** BEGIN Source material **
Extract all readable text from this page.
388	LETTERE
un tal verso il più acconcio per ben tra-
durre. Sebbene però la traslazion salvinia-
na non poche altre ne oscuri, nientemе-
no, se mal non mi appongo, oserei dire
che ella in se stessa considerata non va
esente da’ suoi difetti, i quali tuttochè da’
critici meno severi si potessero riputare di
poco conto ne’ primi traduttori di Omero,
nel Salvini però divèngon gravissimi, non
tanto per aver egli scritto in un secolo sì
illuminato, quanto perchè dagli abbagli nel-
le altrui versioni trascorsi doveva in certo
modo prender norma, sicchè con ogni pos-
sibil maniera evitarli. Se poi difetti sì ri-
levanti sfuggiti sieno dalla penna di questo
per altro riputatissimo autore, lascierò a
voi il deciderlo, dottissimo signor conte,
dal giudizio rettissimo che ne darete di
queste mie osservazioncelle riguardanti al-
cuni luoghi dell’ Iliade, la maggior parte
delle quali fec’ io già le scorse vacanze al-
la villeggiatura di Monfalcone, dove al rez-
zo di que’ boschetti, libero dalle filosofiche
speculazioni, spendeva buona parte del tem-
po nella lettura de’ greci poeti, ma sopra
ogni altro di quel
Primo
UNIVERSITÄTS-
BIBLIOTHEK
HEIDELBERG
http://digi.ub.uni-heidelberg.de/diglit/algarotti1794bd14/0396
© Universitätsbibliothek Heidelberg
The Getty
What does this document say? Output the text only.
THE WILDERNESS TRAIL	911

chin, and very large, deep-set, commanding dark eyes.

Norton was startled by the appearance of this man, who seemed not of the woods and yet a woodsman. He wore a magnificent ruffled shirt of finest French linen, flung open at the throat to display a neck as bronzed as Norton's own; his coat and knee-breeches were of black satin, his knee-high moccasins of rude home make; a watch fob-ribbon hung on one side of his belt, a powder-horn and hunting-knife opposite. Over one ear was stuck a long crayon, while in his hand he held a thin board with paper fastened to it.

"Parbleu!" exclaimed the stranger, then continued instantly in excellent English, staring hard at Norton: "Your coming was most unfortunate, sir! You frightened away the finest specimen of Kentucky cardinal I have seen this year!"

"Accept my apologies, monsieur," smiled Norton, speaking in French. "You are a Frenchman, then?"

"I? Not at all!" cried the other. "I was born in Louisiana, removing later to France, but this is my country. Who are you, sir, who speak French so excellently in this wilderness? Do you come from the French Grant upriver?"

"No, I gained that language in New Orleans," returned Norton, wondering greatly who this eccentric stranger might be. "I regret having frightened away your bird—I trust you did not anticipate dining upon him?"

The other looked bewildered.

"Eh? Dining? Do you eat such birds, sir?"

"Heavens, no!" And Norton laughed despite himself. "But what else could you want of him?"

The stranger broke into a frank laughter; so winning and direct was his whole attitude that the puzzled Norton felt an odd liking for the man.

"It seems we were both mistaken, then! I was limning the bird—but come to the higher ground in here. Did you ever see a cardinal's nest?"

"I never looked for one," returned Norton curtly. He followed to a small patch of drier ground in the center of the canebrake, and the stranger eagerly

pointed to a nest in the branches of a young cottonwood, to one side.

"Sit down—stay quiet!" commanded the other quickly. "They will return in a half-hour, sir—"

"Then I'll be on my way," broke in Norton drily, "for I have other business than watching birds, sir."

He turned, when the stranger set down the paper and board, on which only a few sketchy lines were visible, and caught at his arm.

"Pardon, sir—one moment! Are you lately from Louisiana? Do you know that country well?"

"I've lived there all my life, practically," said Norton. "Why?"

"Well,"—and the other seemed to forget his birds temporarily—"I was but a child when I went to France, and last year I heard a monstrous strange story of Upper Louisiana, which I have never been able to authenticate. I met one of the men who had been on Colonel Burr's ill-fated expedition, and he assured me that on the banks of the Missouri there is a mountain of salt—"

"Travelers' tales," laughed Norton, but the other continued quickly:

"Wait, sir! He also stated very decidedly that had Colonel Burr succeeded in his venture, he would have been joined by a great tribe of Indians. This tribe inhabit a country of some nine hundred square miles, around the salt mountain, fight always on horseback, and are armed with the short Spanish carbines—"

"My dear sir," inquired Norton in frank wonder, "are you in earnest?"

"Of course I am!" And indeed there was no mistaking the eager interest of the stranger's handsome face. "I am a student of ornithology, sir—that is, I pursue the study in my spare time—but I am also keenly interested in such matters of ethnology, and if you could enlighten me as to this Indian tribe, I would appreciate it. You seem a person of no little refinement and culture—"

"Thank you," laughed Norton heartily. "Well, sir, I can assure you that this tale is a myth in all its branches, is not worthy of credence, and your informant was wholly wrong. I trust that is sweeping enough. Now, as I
** END Source material **
What is the number of lines in the records that contain "very"? Give that number only.

2